## Prompt
Gather all lines with the word "ubuntu" in them.

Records
##############################
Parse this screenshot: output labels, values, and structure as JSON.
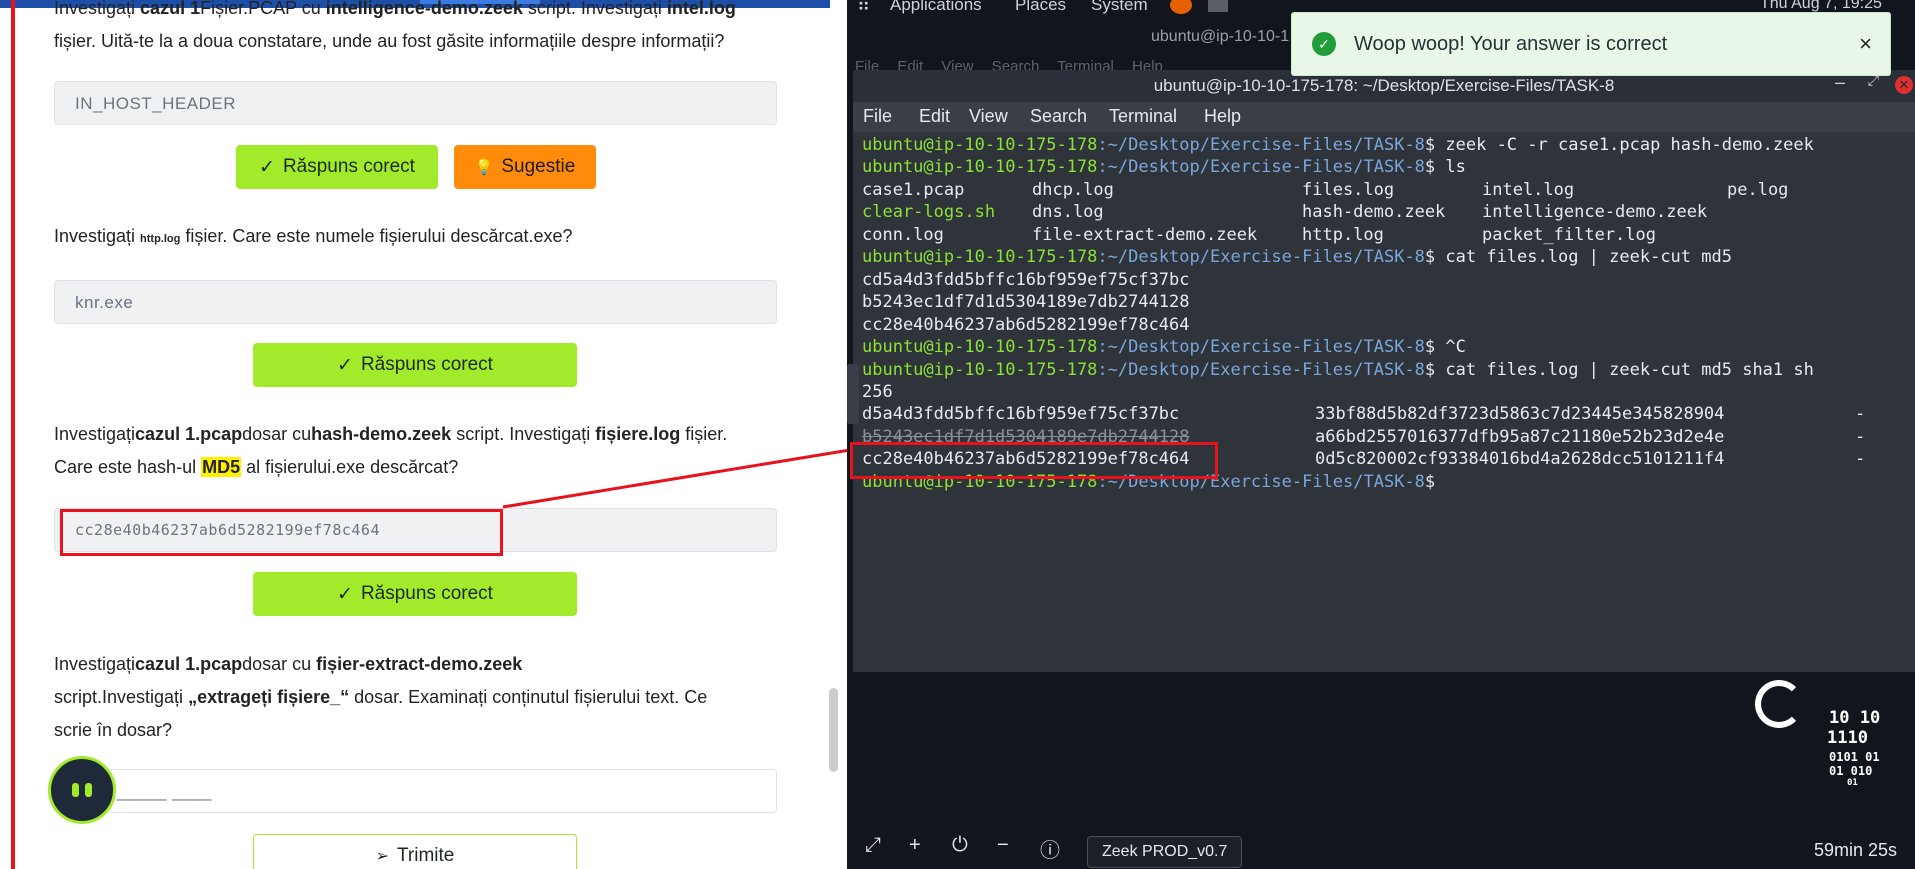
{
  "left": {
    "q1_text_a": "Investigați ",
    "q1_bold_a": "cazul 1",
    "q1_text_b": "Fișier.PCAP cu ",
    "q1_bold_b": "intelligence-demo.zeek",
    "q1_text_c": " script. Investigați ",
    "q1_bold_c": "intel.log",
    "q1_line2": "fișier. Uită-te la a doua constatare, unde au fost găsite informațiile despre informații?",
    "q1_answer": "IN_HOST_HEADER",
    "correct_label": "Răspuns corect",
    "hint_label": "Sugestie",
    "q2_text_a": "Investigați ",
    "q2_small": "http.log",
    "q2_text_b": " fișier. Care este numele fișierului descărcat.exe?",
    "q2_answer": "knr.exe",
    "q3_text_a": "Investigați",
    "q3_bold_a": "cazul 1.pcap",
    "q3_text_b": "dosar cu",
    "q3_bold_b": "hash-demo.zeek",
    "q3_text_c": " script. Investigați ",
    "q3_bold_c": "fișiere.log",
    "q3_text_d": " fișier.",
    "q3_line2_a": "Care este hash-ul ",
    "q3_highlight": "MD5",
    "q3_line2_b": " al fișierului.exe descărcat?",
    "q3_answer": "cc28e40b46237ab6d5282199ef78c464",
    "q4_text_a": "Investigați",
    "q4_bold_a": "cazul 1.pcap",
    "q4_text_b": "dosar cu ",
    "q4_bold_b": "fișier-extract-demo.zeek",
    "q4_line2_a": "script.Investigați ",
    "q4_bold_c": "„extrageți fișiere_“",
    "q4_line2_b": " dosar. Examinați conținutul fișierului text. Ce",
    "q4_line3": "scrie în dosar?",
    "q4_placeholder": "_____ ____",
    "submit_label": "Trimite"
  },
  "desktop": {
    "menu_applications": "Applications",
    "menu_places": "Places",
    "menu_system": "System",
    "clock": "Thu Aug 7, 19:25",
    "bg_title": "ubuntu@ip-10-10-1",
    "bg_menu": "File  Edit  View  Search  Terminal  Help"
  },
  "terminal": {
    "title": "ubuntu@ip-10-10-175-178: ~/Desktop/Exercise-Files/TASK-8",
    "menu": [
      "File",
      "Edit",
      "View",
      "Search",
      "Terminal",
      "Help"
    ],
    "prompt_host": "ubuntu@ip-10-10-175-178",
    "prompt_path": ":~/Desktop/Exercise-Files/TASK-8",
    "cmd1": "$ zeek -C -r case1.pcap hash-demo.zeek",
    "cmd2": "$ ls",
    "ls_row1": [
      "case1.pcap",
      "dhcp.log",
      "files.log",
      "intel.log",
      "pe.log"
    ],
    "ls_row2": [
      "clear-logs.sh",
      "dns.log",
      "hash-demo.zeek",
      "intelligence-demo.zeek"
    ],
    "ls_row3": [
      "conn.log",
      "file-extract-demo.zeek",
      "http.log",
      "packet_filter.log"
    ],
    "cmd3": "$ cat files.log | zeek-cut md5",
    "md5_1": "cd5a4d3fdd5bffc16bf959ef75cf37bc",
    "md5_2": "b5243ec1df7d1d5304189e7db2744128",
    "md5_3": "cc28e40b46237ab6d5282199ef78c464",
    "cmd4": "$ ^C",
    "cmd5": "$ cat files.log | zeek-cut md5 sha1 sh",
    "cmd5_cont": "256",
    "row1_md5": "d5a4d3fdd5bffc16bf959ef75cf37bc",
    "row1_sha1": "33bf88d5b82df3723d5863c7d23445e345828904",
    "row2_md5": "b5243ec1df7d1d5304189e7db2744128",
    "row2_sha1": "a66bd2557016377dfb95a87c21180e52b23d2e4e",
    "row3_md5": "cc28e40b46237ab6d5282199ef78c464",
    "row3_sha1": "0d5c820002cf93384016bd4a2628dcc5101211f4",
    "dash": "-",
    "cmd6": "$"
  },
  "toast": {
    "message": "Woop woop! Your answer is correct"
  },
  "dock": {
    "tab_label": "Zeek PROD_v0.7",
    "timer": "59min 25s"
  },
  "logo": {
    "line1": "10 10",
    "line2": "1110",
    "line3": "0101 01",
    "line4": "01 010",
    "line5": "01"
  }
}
##############################
## Full answer
    "bg_title": "ubuntu@ip-10-10-1",
    "title": "ubuntu@ip-10-10-175-178: ~/Desktop/Exercise-Files/TASK-8",
    "prompt_host": "ubuntu@ip-10-10-175-178",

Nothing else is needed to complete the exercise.